__Given request__. Write the number of lines holding the word "szakképzési", and nothing else.

__Records for the exercise__.

— START —

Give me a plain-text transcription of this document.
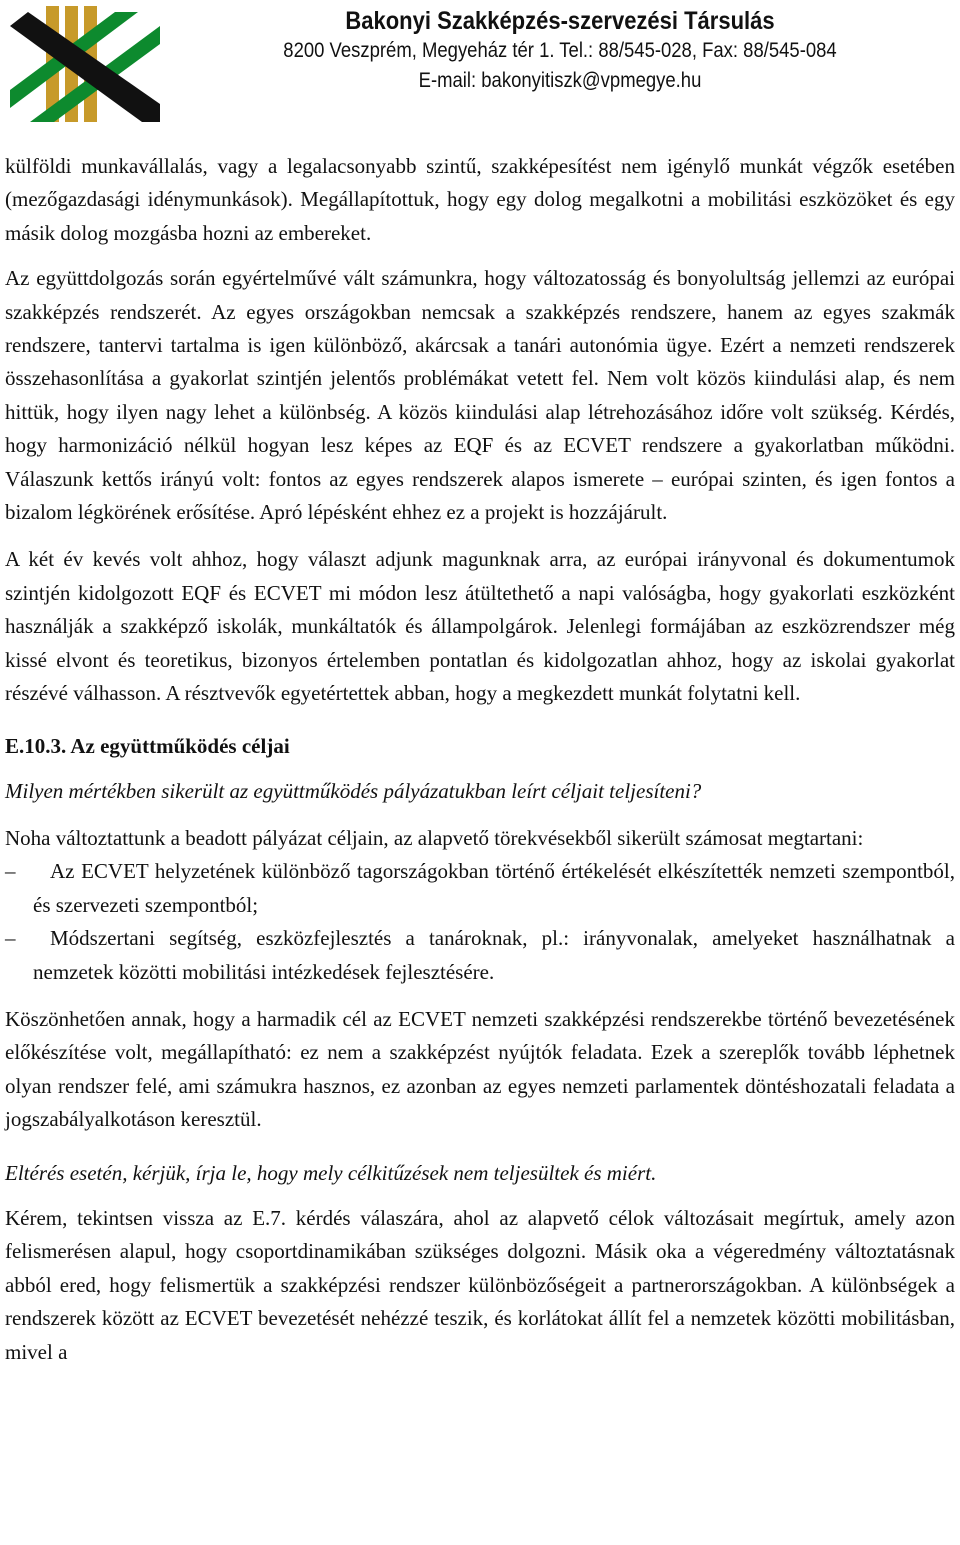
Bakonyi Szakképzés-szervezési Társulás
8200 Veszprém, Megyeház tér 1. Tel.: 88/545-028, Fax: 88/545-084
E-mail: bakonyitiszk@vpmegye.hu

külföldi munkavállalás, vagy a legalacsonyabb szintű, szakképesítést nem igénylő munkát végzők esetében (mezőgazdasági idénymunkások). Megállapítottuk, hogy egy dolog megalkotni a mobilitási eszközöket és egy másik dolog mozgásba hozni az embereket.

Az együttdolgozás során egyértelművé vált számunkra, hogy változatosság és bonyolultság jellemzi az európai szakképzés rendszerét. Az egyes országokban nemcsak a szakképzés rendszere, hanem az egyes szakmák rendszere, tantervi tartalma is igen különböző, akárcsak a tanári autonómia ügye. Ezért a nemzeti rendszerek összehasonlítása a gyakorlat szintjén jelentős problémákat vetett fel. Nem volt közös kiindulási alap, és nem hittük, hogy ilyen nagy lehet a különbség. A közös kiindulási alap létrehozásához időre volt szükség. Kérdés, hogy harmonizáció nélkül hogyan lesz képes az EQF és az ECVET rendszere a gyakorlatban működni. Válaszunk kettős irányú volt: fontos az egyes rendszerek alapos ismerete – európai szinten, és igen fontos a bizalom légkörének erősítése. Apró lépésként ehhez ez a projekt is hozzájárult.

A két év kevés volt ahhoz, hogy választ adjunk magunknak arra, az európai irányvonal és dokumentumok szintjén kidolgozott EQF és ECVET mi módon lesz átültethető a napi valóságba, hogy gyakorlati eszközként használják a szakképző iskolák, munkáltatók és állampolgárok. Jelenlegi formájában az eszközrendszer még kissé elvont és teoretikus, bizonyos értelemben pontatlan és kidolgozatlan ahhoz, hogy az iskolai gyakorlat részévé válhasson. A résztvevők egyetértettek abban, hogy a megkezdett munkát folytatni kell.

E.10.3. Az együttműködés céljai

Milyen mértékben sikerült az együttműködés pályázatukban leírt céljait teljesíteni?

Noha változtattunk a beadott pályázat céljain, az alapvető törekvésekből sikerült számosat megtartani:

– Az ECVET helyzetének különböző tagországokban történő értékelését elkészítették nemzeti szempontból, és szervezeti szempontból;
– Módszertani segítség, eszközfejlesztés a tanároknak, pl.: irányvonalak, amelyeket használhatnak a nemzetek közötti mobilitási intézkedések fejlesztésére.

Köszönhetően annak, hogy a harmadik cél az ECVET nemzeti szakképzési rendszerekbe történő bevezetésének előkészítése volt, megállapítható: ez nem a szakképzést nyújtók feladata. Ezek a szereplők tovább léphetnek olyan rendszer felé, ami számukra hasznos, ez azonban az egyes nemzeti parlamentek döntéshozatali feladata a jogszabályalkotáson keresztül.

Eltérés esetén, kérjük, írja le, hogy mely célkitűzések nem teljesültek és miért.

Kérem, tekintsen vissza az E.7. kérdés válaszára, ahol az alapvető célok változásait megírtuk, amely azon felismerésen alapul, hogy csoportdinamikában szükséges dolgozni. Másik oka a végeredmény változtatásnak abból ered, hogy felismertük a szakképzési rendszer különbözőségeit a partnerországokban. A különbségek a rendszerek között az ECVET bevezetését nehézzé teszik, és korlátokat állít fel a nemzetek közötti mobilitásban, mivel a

— END —
— START —

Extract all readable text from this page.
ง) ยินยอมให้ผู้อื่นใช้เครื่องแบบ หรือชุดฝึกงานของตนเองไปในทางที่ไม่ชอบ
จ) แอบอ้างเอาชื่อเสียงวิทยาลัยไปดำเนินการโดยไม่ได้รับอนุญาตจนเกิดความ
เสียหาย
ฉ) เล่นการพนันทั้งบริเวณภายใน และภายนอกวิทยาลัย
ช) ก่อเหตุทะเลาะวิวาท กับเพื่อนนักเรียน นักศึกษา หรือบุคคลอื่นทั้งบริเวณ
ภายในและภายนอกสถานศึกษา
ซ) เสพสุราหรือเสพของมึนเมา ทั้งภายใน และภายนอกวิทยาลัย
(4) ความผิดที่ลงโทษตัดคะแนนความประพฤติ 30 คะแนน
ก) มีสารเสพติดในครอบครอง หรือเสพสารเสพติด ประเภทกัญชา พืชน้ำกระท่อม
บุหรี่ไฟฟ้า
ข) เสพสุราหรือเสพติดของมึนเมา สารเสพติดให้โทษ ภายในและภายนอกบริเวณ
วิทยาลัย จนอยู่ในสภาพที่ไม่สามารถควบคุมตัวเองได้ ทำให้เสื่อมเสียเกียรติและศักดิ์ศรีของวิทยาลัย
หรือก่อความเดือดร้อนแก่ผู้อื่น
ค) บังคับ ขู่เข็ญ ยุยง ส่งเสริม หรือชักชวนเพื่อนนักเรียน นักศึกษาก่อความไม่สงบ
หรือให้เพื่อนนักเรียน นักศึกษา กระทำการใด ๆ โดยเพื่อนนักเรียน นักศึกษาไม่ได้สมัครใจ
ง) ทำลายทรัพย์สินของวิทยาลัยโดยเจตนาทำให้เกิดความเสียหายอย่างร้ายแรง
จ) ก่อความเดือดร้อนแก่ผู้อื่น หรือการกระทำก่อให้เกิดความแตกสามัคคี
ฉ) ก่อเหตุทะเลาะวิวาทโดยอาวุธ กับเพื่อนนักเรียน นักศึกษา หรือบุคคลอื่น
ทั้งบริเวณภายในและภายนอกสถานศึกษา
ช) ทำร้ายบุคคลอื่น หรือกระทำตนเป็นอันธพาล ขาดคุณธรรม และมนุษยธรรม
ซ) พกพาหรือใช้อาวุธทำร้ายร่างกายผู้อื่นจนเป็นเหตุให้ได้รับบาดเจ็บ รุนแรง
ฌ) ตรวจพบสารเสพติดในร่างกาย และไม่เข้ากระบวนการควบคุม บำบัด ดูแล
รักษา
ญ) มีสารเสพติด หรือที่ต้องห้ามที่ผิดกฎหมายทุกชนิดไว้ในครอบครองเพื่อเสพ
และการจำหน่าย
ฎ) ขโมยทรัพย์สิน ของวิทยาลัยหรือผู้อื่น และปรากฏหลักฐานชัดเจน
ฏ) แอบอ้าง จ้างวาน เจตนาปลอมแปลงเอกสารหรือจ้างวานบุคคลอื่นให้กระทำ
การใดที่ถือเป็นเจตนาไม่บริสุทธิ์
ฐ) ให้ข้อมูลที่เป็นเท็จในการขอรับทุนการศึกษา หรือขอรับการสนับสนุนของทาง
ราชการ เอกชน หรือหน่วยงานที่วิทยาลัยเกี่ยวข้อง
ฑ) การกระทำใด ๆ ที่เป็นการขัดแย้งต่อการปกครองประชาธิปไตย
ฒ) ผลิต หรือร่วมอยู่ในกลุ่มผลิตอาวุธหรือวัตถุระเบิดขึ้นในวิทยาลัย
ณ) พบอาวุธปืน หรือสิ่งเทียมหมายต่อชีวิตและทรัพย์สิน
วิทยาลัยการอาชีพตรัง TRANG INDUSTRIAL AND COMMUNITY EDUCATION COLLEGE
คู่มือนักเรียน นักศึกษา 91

— END —
— START —

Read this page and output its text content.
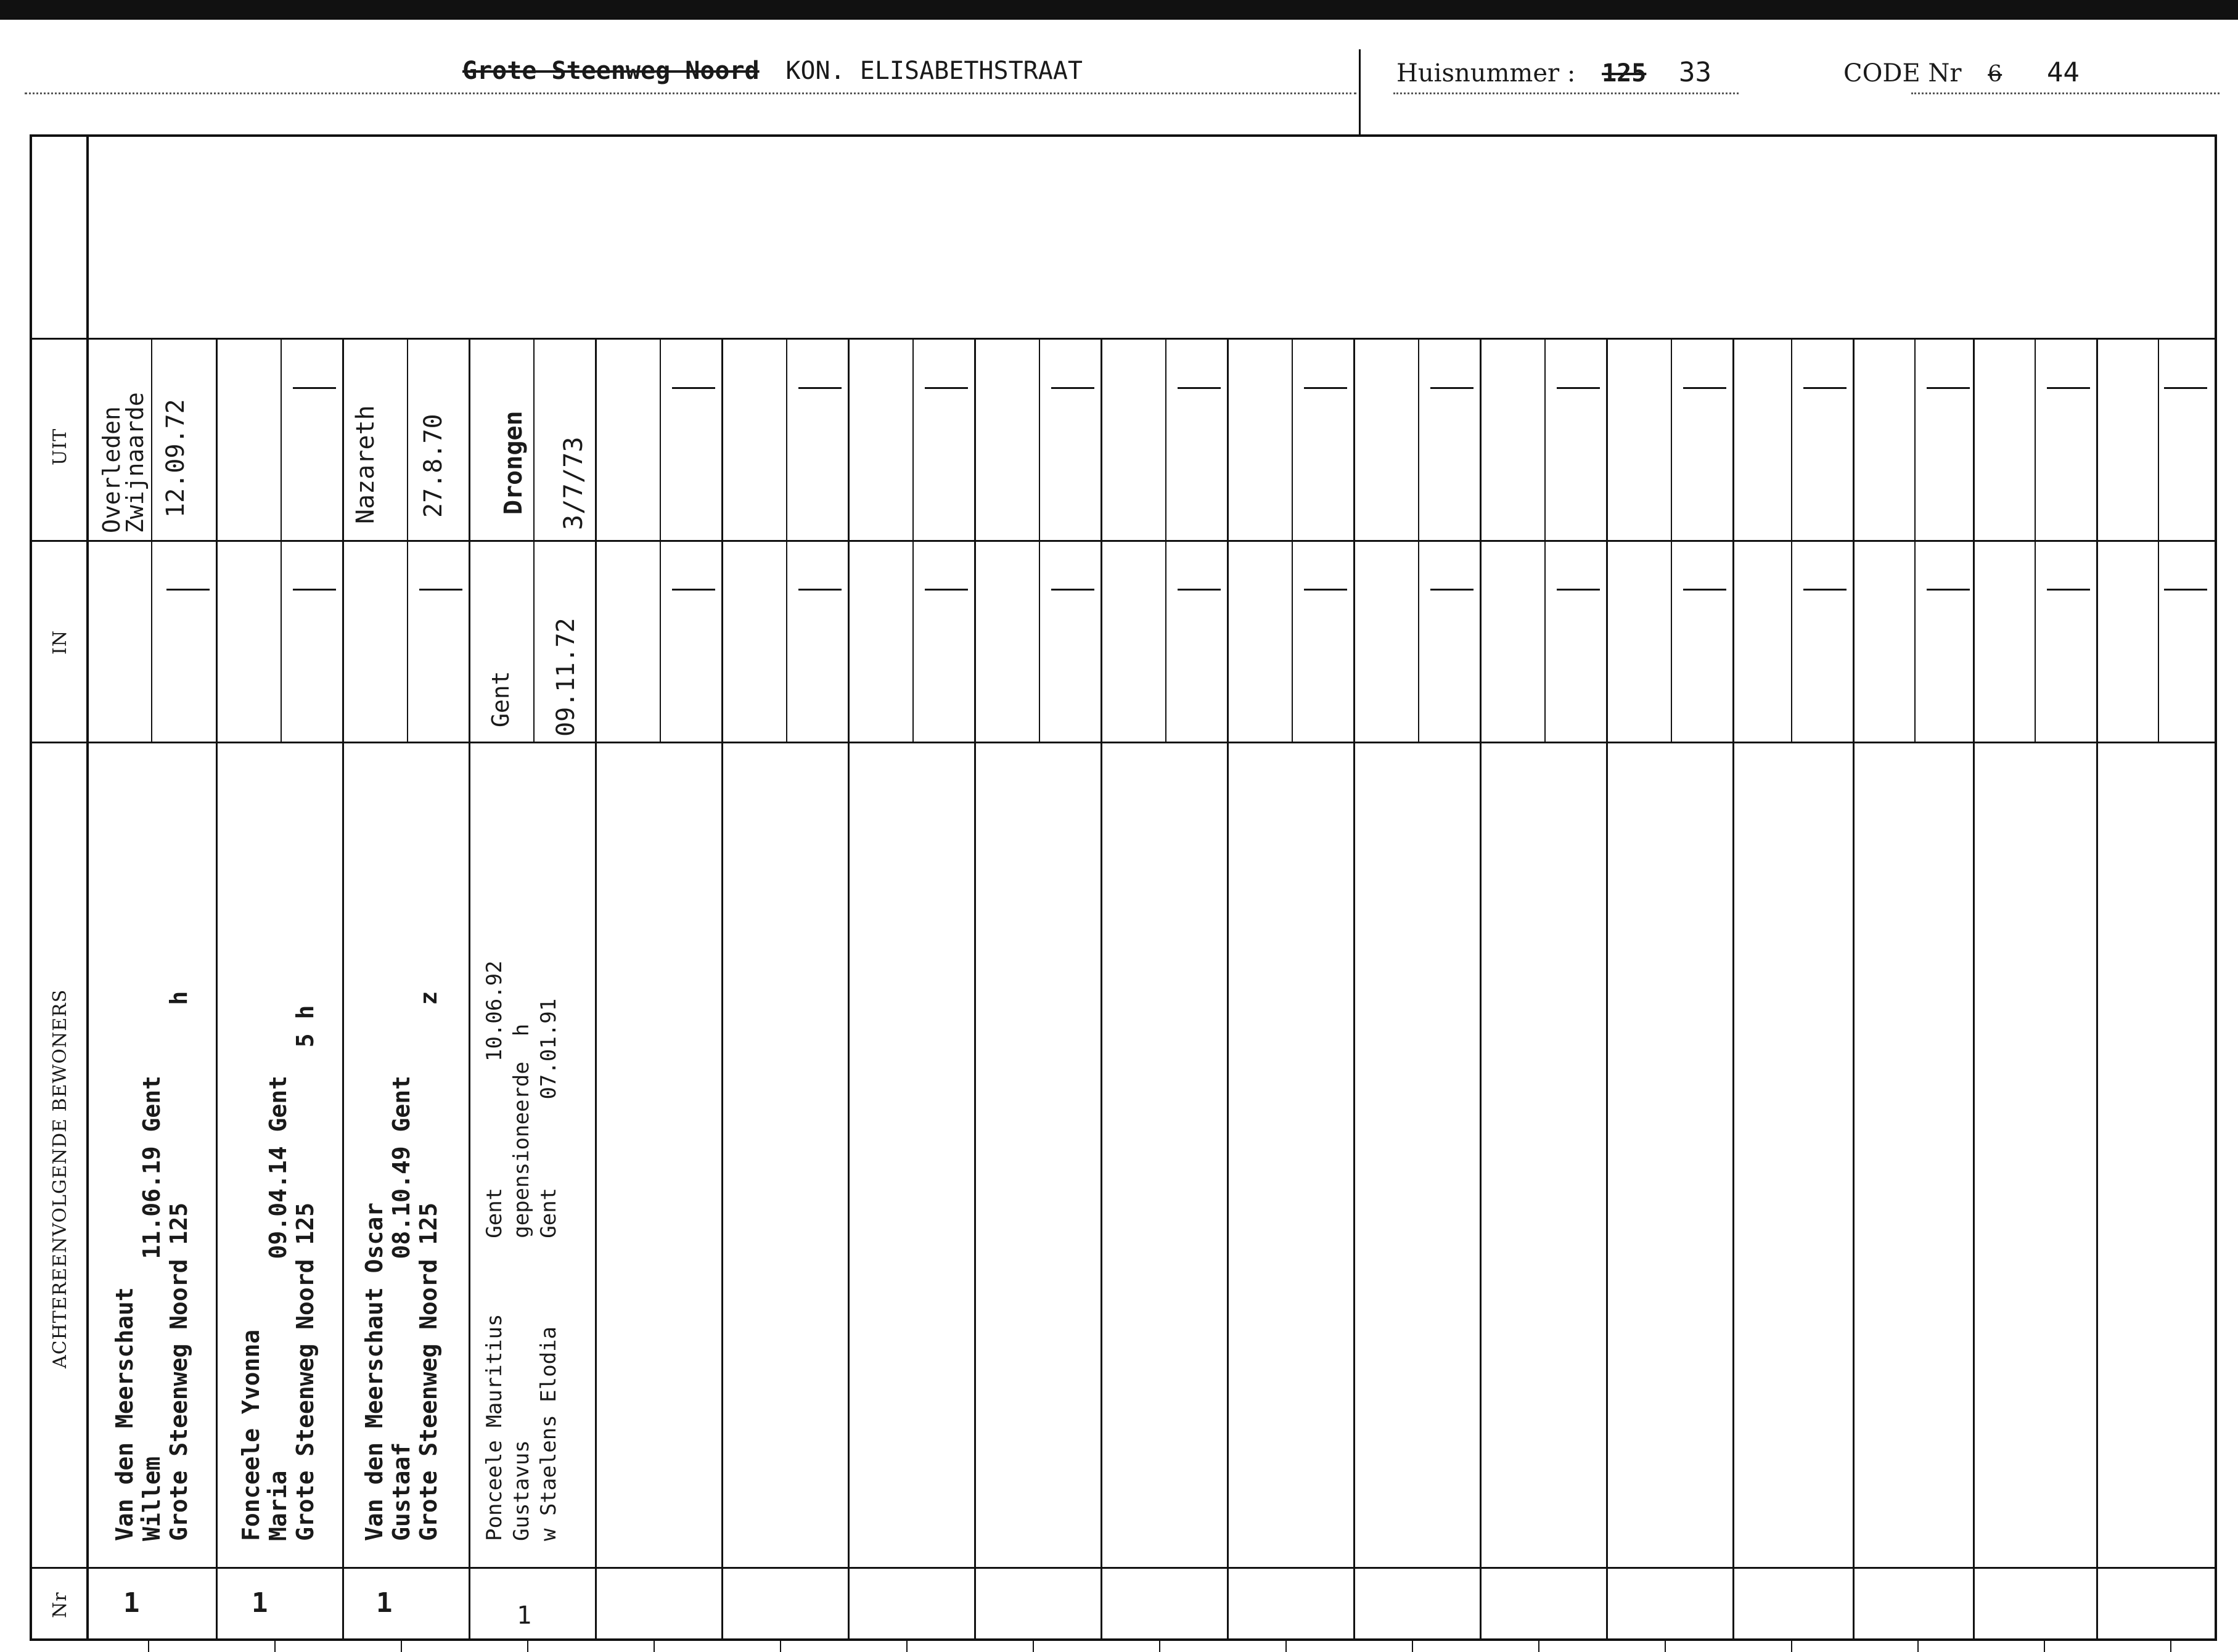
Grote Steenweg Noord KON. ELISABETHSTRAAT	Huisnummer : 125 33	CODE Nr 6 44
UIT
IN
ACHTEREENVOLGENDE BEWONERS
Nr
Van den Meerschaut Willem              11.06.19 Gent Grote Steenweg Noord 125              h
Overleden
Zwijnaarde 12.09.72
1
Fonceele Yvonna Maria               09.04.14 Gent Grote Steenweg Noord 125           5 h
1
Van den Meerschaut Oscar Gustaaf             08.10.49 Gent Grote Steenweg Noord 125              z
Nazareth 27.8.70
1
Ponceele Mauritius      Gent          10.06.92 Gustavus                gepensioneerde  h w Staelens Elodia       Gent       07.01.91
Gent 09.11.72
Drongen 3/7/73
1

— END —

__Result for this task__. 2